Problem details: The exercise asks for every line of the data to be reproduced exactly.

(Stored records)
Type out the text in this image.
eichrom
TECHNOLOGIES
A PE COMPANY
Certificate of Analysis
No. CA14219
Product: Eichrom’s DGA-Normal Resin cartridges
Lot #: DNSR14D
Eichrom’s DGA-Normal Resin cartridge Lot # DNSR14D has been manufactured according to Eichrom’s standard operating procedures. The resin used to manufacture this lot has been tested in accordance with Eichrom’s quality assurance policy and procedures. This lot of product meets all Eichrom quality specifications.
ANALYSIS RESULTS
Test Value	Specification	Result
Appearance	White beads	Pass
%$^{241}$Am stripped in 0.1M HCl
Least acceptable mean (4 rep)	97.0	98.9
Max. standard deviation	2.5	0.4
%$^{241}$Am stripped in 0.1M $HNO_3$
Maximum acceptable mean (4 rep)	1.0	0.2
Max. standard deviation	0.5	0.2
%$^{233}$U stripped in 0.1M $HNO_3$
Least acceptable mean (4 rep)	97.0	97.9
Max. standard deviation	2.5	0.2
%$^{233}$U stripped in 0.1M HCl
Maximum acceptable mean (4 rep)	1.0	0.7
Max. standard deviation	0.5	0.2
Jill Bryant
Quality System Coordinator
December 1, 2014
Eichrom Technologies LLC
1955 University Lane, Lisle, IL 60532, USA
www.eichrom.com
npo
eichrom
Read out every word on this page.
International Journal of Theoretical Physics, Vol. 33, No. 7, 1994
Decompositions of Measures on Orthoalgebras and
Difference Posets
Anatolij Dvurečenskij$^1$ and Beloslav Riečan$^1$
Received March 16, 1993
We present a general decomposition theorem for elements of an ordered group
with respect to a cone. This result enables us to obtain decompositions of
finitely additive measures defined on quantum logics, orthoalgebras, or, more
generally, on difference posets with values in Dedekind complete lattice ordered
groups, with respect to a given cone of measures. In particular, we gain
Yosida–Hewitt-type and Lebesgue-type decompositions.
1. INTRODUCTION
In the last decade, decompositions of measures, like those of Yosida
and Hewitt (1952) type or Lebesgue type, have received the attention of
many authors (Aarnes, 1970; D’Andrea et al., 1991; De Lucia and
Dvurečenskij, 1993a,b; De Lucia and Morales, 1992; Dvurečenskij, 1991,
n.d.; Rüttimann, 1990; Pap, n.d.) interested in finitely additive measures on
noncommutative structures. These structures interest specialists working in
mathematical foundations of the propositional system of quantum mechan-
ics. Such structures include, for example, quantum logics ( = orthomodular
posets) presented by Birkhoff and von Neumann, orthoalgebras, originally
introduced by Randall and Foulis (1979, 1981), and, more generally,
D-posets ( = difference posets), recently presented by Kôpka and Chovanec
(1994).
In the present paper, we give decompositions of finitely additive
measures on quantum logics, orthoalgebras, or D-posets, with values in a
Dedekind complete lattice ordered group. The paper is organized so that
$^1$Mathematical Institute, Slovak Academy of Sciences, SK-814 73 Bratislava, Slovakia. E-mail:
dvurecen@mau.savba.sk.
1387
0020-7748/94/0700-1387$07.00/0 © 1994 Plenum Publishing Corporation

Written answer:
Type out the text in this image.
eichrom
TECHNOLOGIES
A PE COMPANY
Certificate of Analysis
No. CA14219
Product: Eichrom’s DGA-Normal Resin cartridges
Lot #: DNSR14D
Eichrom’s DGA-Normal Resin cartridge Lot # DNSR14D has been manufactured according to Eichrom’s standard operating procedures. The resin used to manufacture this lot has been tested in accordance with Eichrom’s quality assurance policy and procedures. This lot of product meets all Eichrom quality specifications.
ANALYSIS RESULTS
Test Value	Specification	Result
Appearance	White beads	Pass
%$^{241}$Am stripped in 0.1M HCl
Least acceptable mean (4 rep)	97.0	98.9
Max. standard deviation	2.5	0.4
%$^{241}$Am stripped in 0.1M $HNO_3$
Maximum acceptable mean (4 rep)	1.0	0.2
Max. standard deviation	0.5	0.2
%$^{233}$U stripped in 0.1M $HNO_3$
Least acceptable mean (4 rep)	97.0	97.9
Max. standard deviation	2.5	0.2
%$^{233}$U stripped in 0.1M HCl
Maximum acceptable mean (4 rep)	1.0	0.7
Max. standard deviation	0.5	0.2
Jill Bryant
Quality System Coordinator
December 1, 2014
Eichrom Technologies LLC
1955 University Lane, Lisle, IL 60532, USA
www.eichrom.com
npo
eichrom
Read out every word on this page.
International Journal of Theoretical Physics, Vol. 33, No. 7, 1994
Decompositions of Measures on Orthoalgebras and
Difference Posets
Anatolij Dvurečenskij$^1$ and Beloslav Riečan$^1$
Received March 16, 1993
We present a general decomposition theorem for elements of an ordered group
with respect to a cone. This result enables us to obtain decompositions of
finitely additive measures defined on quantum logics, orthoalgebras, or, more
generally, on difference posets with values in Dedekind complete lattice ordered
groups, with respect to a given cone of measures. In particular, we gain
Yosida–Hewitt-type and Lebesgue-type decompositions.
1. INTRODUCTION
In the last decade, decompositions of measures, like those of Yosida
and Hewitt (1952) type or Lebesgue type, have received the attention of
many authors (Aarnes, 1970; D’Andrea et al., 1991; De Lucia and
Dvurečenskij, 1993a,b; De Lucia and Morales, 1992; Dvurečenskij, 1991,
n.d.; Rüttimann, 1990; Pap, n.d.) interested in finitely additive measures on
noncommutative structures. These structures interest specialists working in
mathematical foundations of the propositional system of quantum mechan-
ics. Such structures include, for example, quantum logics ( = orthomodular
posets) presented by Birkhoff and von Neumann, orthoalgebras, originally
introduced by Randall and Foulis (1979, 1981), and, more generally,
D-posets ( = difference posets), recently presented by Kôpka and Chovanec
(1994).
In the present paper, we give decompositions of finitely additive
measures on quantum logics, orthoalgebras, or D-posets, with values in a
Dedekind complete lattice ordered group. The paper is organized so that
$^1$Mathematical Institute, Slovak Academy of Sciences, SK-814 73 Bratislava, Slovakia. E-mail:
dvurecen@mau.savba.sk.
1387
0020-7748/94/0700-1387$07.00/0 © 1994 Plenum Publishing Corporation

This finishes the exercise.